> _WHAT TO DO_: Scan the lines and state how many carry "color". Leave out everything but the number.

> _MATERIAL SHOWN_:
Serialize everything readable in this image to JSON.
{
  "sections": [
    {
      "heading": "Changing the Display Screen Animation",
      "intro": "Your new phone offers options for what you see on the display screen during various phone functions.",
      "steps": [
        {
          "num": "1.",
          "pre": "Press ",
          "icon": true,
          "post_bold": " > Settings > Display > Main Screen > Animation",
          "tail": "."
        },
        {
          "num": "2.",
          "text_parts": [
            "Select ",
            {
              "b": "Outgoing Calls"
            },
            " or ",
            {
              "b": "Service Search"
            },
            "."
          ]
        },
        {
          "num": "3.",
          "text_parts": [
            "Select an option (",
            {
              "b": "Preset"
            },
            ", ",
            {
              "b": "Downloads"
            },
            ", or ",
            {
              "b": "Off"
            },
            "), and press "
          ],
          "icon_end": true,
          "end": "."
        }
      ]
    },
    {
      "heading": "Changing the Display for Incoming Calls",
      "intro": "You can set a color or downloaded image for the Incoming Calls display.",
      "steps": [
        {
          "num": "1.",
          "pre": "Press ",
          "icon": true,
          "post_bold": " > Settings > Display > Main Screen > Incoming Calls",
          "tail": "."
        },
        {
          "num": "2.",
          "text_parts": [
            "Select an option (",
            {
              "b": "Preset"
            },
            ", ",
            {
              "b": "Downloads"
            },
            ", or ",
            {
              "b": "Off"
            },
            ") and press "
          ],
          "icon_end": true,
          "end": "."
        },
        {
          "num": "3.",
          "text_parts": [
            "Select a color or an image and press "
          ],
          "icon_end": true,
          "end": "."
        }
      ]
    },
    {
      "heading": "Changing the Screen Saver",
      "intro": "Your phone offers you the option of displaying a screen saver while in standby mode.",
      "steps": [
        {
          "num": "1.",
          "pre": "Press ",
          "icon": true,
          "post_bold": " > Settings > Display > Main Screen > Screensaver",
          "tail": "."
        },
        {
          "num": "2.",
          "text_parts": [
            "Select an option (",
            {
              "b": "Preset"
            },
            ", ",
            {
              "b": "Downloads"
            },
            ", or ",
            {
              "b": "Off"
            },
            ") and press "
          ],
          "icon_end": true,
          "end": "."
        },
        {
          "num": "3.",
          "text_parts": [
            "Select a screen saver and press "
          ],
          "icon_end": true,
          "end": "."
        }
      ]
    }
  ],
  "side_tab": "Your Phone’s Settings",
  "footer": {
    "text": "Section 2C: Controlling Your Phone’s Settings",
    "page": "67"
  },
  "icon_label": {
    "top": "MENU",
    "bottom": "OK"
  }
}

> _THE ANSWER_: 2